• **作業内容**:
(a) 老後の貯金についての文章から、「ここであらためて、老後に必要」から「では月8万3,333円です。」までの部分をそのまま書き写しなさい。
(b) 老後の貯金についての文章によると、高齢夫婦無職世帯のモデルケースにおける実支出はいくらか。

• **確認用の本文**:
——————

老後生活をふまえた貯金の考え方
老後が延びているということは、それだけ確保するべき生活資金も増えていることを示しています。年金や退職金など、老後の生活資金にまわせる原資もありますが、必ずしもそれだけでは十分とは言えません。
ここであらためて、老後に必要なお金がどのくらいなのかを試算しつつ、年金以外に必要となる支出額を精査し、貯金をスタートするべき時期について検討してみましょう。
老後に必要なお金はいくらか?
総務省「家計調査(2017年)」をもとに作成された「市場ワーキング・グループ(第21回)」の資料によると、高齢夫婦無職世帯(夫65歳以上、妻60歳以上の夫婦のみの無職世帯)のモデルケースでは、実収入が20万9,198円であるのに対し、実支出は26万3,718円(うち消費支出23万5,477円)です。
実収入と実支出の差は月で約5万5,000円。この差額が老後に貯蓄しておかなければならない必要額となります。老後が20年あるとすれば1,320万円、30年だと1,980万円という計算です。
貯金年数から月々の貯金額を割り出す
先ほどの「市場ワーキング・グループ」の資料では、65歳時点における金融資産の平均保有額を夫婦世帯で2,252万円、単身男性1,552万円、単身女性1,506万円と見積もっていますが、住宅ローンの返済などで目減りすることも多く、やはり不足額は貯蓄や投資によってまかなわなければなりません。
例えば2,000万円を貯蓄しようとした場合、月々5万5,000円を30年間貯めると1,980万円です。30年間ということは、35歳のときに貯金をはじめるイメージです。また25年(40歳)で計算すると月6万6,667万円、20年(45歳)では月8万3,333円です。

——————

• **参考資料**:
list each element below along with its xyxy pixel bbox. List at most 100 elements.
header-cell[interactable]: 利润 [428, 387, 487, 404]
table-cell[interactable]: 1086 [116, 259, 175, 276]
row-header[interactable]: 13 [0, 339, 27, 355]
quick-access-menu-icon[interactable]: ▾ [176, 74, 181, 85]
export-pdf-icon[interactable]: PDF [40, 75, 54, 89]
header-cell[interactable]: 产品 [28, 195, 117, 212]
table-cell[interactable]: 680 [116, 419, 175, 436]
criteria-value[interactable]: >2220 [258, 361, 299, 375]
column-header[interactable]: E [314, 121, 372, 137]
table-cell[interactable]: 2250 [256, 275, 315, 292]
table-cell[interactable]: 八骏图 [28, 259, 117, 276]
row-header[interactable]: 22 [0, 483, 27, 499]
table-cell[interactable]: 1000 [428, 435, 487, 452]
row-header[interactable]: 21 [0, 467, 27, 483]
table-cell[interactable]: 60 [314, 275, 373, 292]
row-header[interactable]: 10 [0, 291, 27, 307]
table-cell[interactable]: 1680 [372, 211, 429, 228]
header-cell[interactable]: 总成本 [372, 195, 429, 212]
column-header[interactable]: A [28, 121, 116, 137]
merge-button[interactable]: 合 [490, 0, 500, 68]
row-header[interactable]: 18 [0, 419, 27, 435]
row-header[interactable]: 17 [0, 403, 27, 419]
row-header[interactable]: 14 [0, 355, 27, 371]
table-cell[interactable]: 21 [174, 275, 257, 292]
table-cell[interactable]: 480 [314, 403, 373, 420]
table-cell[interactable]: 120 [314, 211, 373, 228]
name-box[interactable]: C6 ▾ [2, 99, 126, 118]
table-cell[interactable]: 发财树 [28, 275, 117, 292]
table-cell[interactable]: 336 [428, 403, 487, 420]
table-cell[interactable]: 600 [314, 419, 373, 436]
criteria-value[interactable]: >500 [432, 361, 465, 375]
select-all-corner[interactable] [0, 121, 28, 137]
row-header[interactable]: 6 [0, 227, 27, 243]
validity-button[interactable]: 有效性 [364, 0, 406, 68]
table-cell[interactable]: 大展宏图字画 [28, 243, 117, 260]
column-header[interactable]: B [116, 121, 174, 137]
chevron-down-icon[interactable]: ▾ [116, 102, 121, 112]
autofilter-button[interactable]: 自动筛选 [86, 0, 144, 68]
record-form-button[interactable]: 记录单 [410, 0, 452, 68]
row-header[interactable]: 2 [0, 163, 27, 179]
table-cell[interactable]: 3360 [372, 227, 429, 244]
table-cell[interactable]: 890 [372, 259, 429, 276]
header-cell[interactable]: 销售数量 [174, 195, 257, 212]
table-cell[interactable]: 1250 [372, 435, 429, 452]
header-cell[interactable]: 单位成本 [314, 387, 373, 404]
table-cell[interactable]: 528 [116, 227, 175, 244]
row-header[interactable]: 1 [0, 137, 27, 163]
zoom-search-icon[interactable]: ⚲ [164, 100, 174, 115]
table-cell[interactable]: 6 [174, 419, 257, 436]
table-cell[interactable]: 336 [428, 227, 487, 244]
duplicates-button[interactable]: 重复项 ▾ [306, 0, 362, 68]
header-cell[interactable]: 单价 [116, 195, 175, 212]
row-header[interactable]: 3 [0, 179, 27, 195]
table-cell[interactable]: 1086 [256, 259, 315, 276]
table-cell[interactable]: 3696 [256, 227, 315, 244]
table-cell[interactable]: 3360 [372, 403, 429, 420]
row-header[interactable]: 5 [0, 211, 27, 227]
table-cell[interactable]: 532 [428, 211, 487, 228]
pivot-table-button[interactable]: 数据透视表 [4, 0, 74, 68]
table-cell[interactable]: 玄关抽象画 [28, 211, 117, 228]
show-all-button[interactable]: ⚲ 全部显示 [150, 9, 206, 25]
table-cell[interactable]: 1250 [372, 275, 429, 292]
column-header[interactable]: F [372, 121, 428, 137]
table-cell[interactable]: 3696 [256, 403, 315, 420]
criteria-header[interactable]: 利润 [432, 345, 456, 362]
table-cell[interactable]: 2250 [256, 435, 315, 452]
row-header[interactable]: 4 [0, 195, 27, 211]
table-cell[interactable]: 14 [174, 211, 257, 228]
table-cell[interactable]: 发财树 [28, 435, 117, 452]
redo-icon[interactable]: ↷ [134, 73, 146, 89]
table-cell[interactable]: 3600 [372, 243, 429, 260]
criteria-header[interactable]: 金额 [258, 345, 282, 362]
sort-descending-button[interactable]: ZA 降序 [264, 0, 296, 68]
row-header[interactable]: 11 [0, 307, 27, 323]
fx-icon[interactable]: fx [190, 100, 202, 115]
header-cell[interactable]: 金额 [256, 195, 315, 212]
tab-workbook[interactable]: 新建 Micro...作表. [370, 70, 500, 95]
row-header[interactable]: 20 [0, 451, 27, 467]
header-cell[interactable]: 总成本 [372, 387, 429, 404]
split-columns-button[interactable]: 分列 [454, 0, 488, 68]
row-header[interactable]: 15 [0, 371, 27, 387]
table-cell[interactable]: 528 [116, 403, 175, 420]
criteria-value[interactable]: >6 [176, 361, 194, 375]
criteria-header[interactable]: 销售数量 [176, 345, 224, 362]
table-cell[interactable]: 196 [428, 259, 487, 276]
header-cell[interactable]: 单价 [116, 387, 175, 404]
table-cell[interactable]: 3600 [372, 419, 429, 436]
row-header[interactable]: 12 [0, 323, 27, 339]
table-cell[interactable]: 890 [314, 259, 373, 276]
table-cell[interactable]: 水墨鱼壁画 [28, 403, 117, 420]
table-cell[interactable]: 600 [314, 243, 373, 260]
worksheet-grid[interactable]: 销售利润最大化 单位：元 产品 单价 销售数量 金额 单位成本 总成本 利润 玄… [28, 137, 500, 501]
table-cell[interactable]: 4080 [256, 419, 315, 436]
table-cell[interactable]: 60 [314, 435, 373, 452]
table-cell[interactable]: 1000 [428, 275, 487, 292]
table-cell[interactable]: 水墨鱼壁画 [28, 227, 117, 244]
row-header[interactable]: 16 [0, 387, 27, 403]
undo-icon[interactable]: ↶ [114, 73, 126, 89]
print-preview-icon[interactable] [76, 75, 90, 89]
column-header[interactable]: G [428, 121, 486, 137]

——————

• **課題別の解答**:
(a)
ここであらためて、老後に必要なお金がどのくらいなのかを試算しつつ、年金以外に必要となる支出額を精査し、貯金をスタートするべき時期について検討してみましょう。
老後に必要なお金はいくらか?
総務省「家計調査(2017年)」をもとに作成された「市場ワーキング・グループ(第21回)」の資料によると、高齢夫婦無職世帯(夫65歳以上、妻60歳以上の夫婦のみの無職世帯)のモデルケースでは、実収入が20万9,198円であるのに対し、実支出は26万3,718円(うち消費支出23万5,477円)です。
実収入と実支出の差は月で約5万5,000円。この差額が老後に貯蓄しておかなければならない必要額となります。老後が20年あるとすれば1,320万円、30年だと1,980万円という計算です。
貯金年数から月々の貯金額を割り出す
先ほどの「市場ワーキング・グループ」の資料では、65歳時点における金融資産の平均保有額を夫婦世帯で2,252万円、単身男性1,552万円、単身女性1,506万円と見積もっていますが、住宅ローンの返済などで目減りすることも多く、やはり不足額は貯蓄や投資によってまかなわなければなりません。
例えば2,000万円を貯蓄しようとした場合、月々5万5,000円を30年間貯めると1,980万円です。30年間ということは、35歳のときに貯金をはじめるイメージです。また25年(40歳)で計算すると月6万6,667万円、20年(45歳)では月8万3,333円です。

(b) 26万3,718円（うち消費支出23万5,477円）です。